Exactly reproduce each line of the listing that follows.

Some records =
== == ==

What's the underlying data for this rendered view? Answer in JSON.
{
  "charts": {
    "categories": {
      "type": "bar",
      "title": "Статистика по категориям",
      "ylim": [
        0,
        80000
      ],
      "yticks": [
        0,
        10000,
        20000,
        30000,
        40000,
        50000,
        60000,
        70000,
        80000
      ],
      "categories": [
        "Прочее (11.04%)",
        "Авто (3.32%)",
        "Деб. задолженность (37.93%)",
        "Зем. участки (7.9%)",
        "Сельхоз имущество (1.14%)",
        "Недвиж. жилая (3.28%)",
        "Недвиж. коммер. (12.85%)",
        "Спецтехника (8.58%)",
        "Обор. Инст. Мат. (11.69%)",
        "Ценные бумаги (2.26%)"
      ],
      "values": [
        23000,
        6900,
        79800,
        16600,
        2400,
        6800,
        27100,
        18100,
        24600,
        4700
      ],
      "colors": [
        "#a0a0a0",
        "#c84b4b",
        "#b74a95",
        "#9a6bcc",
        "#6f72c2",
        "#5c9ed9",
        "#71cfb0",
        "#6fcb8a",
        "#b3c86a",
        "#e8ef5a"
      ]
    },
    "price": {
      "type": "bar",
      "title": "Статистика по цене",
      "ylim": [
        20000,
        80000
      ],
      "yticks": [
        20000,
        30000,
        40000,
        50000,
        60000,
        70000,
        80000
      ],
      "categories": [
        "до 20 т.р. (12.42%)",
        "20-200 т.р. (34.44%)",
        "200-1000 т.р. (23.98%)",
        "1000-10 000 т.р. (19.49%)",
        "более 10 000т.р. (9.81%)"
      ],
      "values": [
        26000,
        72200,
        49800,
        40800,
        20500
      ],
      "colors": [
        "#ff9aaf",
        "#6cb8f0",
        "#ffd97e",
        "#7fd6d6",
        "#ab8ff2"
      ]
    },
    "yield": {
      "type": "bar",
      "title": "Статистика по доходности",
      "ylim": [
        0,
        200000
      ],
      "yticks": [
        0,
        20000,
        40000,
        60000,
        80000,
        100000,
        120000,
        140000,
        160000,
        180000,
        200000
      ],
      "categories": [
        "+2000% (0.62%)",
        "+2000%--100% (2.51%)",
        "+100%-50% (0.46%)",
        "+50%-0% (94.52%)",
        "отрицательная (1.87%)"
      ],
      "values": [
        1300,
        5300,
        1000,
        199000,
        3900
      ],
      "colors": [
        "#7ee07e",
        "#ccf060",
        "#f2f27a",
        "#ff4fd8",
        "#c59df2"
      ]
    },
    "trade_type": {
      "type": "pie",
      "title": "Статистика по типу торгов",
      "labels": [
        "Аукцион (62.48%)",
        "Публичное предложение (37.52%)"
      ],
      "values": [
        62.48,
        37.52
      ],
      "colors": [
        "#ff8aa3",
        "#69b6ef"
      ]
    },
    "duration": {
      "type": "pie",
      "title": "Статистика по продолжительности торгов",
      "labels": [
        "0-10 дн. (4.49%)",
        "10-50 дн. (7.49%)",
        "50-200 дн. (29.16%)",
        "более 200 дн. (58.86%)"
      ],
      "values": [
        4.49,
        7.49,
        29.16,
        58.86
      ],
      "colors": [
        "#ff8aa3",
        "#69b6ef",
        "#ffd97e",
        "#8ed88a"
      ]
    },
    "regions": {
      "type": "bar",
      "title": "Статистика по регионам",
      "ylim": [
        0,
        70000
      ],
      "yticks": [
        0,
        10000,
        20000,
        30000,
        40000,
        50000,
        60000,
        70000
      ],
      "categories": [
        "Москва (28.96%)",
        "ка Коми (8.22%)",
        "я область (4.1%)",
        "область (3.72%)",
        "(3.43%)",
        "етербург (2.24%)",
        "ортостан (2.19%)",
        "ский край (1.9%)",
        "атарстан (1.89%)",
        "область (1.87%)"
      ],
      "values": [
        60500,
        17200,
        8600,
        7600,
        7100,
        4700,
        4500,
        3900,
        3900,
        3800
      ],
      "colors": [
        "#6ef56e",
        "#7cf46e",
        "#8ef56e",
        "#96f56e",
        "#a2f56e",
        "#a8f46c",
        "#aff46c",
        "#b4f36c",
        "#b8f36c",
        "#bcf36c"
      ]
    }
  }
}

== == ==

Answer to the exercise =
What's the underlying data for this rendered view? Answer in JSON.
{
  "charts": {
    "categories": {
      "type": "bar",
      "title": "Статистика по категориям",
      "ylim": [
        0,
        80000
      ],
      "yticks": [
        0,
        10000,
        20000,
        30000,
        40000,
        50000,
        60000,
        70000,
        80000
      ],
      "categories": [
        "Прочее (11.04%)",
        "Авто (3.32%)",
        "Деб. задолженность (37.93%)",
        "Зем. участки (7.9%)",
        "Сельхоз имущество (1.14%)",
        "Недвиж. жилая (3.28%)",
        "Недвиж. коммер. (12.85%)",
        "Спецтехника (8.58%)",
        "Обор. Инст. Мат. (11.69%)",
        "Ценные бумаги (2.26%)"
      ],
      "values": [
        23000,
        6900,
        79800,
        16600,
        2400,
        6800,
        27100,
        18100,
        24600,
        4700
      ],
      "colors": [
        "#a0a0a0",
        "#c84b4b",
        "#b74a95",
        "#9a6bcc",
        "#6f72c2",
        "#5c9ed9",
        "#71cfb0",
        "#6fcb8a",
        "#b3c86a",
        "#e8ef5a"
      ]
    },
    "price": {
      "type": "bar",
      "title": "Статистика по цене",
      "ylim": [
        20000,
        80000
      ],
      "yticks": [
        20000,
        30000,
        40000,
        50000,
        60000,
        70000,
        80000
      ],
      "categories": [
        "до 20 т.р. (12.42%)",
        "20-200 т.р. (34.44%)",
        "200-1000 т.р. (23.98%)",
        "1000-10 000 т.р. (19.49%)",
        "более 10 000т.р. (9.81%)"
      ],
      "values": [
        26000,
        72200,
        49800,
        40800,
        20500
      ],
      "colors": [
        "#ff9aaf",
        "#6cb8f0",
        "#ffd97e",
        "#7fd6d6",
        "#ab8ff2"
      ]
    },
    "yield": {
      "type": "bar",
      "title": "Статистика по доходности",
      "ylim": [
        0,
        200000
      ],
      "yticks": [
        0,
        20000,
        40000,
        60000,
        80000,
        100000,
        120000,
        140000,
        160000,
        180000,
        200000
      ],
      "categories": [
        "+2000% (0.62%)",
        "+2000%--100% (2.51%)",
        "+100%-50% (0.46%)",
        "+50%-0% (94.52%)",
        "отрицательная (1.87%)"
      ],
      "values": [
        1300,
        5300,
        1000,
        199000,
        3900
      ],
      "colors": [
        "#7ee07e",
        "#ccf060",
        "#f2f27a",
        "#ff4fd8",
        "#c59df2"
      ]
    },
    "trade_type": {
      "type": "pie",
      "title": "Статистика по типу торгов",
      "labels": [
        "Аукцион (62.48%)",
        "Публичное предложение (37.52%)"
      ],
      "values": [
        62.48,
        37.52
      ],
      "colors": [
        "#ff8aa3",
        "#69b6ef"
      ]
    },
    "duration": {
      "type": "pie",
      "title": "Статистика по продолжительности торгов",
      "labels": [
        "0-10 дн. (4.49%)",
        "10-50 дн. (7.49%)",
        "50-200 дн. (29.16%)",
        "более 200 дн. (58.86%)"
      ],
      "values": [
        4.49,
        7.49,
        29.16,
        58.86
      ],
      "colors": [
        "#ff8aa3",
        "#69b6ef",
        "#ffd97e",
        "#8ed88a"
      ]
    },
    "regions": {
      "type": "bar",
      "title": "Статистика по регионам",
      "ylim": [
        0,
        70000
      ],
      "yticks": [
        0,
        10000,
        20000,
        30000,
        40000,
        50000,
        60000,
        70000
      ],
      "categories": [
        "Москва (28.96%)",
        "ка Коми (8.22%)",
        "я область (4.1%)",
        "область (3.72%)",
        "(3.43%)",
        "етербург (2.24%)",
        "ортостан (2.19%)",
        "ский край (1.9%)",
        "атарстан (1.89%)",
        "область (1.87%)"
      ],
      "values": [
        60500,
        17200,
        8600,
        7600,
        7100,
        4700,
        4500,
        3900,
        3900,
        3800
      ],
      "colors": [
        "#6ef56e",
        "#7cf46e",
        "#8ef56e",
        "#96f56e",
        "#a2f56e",
        "#a8f46c",
        "#aff46c",
        "#b4f36c",
        "#b8f36c",
        "#bcf36c"
      ]
    }
  }
}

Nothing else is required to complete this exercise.